Whenever a line below holds the word "JSON", copy that line.

— Dataset records —
(begin)
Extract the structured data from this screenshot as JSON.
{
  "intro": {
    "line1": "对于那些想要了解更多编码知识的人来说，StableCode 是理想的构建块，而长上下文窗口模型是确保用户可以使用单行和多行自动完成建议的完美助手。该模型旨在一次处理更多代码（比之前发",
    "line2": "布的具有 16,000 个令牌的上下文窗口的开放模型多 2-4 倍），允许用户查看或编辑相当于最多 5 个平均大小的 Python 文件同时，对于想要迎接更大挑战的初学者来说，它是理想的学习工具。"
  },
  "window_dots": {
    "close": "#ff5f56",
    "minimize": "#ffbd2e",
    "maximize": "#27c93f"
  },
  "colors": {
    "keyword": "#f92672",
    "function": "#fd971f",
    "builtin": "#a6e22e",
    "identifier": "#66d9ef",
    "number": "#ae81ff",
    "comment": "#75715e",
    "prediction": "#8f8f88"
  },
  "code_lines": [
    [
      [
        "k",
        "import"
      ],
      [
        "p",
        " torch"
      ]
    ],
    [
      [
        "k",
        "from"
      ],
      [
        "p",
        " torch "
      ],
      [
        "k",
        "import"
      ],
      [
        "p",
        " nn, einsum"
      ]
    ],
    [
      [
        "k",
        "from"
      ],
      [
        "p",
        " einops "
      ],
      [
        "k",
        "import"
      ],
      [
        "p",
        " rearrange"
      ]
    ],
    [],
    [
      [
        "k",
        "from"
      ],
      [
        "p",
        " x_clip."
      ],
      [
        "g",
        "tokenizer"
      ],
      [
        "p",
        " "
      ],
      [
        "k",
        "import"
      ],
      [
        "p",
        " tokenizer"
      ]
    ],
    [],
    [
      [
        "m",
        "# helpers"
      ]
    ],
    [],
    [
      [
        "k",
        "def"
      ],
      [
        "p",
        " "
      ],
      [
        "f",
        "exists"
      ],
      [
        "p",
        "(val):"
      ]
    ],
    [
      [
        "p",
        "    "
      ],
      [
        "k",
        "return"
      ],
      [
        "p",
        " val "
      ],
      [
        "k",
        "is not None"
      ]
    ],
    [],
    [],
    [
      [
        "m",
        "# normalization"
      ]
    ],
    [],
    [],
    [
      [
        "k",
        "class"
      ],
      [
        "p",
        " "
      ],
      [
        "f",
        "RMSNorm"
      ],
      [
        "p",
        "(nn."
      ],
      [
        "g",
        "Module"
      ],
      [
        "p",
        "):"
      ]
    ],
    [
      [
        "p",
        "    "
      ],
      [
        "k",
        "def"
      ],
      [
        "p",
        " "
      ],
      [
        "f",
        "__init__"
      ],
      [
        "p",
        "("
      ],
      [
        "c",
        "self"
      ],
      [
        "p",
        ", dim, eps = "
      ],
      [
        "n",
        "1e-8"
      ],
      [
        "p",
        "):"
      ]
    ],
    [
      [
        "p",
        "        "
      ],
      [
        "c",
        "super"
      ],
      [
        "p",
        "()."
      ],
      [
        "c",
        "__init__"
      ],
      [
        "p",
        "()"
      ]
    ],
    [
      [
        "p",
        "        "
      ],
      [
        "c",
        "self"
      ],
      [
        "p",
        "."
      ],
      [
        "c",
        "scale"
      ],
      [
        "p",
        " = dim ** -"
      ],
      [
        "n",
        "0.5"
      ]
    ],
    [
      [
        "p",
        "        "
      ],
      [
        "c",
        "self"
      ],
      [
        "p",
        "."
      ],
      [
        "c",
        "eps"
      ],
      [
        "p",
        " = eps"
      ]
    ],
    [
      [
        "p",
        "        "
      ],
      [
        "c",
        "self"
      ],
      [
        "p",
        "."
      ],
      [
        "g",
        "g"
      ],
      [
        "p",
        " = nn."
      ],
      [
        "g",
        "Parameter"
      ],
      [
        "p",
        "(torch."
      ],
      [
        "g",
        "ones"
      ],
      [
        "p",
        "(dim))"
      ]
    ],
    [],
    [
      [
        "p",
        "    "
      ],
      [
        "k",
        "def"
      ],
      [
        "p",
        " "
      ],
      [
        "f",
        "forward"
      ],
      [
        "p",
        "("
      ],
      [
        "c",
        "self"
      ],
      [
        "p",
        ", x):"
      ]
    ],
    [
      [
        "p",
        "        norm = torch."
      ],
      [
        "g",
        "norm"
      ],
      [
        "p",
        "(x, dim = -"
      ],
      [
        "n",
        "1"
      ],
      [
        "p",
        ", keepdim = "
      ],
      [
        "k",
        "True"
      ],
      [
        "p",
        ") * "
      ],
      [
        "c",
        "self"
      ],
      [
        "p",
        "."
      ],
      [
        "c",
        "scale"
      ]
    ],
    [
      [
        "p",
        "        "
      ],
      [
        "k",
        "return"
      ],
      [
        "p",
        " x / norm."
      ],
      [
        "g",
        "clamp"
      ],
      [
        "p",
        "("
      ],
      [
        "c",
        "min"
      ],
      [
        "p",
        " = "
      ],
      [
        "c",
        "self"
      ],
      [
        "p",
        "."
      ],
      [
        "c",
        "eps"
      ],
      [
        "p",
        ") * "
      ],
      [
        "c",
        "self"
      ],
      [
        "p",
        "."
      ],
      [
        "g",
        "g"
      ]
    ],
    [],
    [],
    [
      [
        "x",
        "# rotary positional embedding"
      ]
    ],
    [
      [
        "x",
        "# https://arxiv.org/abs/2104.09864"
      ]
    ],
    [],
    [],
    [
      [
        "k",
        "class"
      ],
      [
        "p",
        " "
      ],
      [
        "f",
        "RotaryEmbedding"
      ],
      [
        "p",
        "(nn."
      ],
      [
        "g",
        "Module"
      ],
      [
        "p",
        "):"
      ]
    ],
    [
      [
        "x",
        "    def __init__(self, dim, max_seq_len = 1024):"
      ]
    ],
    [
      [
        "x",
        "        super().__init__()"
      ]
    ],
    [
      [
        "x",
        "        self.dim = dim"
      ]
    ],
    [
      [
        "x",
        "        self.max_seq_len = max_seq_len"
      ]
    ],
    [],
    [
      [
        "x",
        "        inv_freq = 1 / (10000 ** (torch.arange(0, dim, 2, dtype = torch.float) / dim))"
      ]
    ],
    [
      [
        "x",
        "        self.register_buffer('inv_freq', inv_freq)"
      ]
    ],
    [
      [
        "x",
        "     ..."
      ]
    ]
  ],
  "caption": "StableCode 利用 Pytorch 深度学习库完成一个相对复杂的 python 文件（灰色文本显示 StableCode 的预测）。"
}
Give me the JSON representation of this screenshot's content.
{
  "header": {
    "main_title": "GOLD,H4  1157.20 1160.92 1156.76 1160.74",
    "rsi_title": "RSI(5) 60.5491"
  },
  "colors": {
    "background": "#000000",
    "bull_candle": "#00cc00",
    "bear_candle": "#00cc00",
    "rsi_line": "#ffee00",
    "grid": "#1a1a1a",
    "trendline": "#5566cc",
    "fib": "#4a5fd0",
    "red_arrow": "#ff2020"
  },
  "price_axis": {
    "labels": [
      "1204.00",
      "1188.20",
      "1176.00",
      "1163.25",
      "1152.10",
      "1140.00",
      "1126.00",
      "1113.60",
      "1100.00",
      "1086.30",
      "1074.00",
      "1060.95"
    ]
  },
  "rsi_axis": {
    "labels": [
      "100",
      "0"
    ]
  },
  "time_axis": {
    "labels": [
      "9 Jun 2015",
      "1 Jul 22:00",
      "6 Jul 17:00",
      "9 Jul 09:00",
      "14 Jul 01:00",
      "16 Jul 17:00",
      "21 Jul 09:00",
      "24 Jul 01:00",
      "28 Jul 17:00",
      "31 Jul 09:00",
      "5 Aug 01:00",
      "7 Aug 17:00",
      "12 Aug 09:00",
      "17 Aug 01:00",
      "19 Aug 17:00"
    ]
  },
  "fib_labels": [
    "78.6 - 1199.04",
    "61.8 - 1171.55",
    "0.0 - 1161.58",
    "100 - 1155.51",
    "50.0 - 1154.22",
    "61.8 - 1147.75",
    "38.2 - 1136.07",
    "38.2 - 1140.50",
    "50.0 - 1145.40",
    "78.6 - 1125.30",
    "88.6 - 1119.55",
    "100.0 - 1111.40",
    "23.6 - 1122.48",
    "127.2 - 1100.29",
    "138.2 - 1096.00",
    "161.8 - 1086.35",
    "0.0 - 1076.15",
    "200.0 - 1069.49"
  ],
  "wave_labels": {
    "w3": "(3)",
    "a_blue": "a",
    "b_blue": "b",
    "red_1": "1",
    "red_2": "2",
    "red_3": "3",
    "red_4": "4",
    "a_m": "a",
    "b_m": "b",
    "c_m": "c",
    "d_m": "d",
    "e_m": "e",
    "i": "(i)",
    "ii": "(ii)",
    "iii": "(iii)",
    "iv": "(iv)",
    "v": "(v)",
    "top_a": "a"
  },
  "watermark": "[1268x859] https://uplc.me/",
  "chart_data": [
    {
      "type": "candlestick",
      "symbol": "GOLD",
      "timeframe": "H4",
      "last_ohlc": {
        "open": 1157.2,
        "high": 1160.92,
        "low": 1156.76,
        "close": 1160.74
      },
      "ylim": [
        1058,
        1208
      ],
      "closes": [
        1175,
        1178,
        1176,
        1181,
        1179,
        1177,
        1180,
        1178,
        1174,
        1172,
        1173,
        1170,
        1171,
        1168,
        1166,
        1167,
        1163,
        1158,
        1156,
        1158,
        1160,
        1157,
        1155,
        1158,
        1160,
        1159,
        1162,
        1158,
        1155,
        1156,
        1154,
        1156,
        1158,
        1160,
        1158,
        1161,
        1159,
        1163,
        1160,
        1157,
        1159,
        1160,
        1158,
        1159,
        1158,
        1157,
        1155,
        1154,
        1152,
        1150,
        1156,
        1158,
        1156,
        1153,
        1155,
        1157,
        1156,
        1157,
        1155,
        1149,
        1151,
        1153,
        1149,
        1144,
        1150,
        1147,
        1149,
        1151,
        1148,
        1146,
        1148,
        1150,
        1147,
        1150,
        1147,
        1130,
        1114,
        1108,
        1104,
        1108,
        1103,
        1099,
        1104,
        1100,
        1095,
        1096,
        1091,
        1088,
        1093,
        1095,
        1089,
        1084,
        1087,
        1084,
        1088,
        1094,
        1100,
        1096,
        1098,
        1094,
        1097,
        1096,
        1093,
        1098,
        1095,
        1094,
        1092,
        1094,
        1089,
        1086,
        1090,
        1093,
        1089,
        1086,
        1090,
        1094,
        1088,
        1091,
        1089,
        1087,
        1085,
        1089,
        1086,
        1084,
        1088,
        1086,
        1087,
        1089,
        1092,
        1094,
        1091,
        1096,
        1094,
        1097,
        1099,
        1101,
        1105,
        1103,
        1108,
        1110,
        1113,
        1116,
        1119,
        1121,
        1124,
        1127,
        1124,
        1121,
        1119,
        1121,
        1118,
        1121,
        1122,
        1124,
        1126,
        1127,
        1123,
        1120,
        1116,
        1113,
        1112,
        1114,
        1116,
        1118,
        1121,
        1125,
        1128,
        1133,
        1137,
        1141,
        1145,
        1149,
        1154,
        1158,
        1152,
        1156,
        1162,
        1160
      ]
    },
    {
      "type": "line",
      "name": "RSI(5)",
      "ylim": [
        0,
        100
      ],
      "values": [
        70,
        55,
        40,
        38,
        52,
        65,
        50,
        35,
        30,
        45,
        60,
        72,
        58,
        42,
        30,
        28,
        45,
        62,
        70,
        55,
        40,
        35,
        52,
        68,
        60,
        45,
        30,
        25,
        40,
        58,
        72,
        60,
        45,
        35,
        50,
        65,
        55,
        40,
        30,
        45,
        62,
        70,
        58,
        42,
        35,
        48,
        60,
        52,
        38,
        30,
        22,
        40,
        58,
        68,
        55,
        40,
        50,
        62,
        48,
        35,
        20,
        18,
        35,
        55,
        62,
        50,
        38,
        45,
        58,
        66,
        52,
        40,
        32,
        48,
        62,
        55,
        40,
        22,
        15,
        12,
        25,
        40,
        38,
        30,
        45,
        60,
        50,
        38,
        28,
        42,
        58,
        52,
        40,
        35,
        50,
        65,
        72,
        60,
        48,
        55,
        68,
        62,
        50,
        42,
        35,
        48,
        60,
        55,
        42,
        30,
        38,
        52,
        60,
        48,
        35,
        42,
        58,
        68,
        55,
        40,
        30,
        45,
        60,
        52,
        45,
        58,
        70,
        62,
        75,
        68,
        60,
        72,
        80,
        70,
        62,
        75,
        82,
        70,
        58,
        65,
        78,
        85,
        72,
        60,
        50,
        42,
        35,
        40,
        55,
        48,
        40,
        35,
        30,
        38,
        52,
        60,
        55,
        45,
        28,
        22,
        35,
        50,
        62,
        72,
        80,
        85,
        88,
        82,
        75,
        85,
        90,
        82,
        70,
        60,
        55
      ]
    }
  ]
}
(end)
— Task result —
Extract the structured data from this screenshot as JSON.
Give me the JSON representation of this screenshot's content.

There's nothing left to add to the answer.